TASK PROMPT
Can you find the lines of the listing that include "number" and copy every one?

Stored records:
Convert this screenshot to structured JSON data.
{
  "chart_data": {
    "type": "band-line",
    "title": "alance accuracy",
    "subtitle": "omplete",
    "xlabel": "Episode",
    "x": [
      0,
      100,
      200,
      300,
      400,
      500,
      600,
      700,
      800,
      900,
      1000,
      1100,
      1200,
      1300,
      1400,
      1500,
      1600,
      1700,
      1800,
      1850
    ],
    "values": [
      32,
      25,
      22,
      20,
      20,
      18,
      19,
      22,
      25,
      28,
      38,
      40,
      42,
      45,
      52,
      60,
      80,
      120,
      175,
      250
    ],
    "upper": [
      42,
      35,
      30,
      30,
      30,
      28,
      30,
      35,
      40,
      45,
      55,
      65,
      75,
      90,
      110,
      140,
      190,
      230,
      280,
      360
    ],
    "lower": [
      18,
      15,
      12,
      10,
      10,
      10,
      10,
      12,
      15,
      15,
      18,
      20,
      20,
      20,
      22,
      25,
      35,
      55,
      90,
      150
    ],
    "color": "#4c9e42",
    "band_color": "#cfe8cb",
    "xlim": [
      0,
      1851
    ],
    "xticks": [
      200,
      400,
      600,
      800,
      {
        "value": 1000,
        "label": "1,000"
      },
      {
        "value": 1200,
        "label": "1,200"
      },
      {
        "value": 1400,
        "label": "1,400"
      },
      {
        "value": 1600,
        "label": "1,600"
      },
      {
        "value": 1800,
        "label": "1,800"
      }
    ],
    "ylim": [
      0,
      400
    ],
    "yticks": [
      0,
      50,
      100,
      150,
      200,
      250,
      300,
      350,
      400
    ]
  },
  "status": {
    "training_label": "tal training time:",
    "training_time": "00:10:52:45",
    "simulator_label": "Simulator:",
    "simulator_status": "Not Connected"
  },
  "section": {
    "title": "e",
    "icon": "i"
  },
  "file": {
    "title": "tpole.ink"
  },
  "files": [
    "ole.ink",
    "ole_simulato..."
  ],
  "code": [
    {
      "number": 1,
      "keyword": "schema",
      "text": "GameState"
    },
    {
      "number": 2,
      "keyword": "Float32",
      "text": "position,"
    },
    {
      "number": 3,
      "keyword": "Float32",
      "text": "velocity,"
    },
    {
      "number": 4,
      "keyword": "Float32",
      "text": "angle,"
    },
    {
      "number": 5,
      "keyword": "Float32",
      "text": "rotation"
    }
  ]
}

TASK SOLUTION
      "number": 1,
      "number": 2,
      "number": 3,
      "number": 4,
      "number": 5,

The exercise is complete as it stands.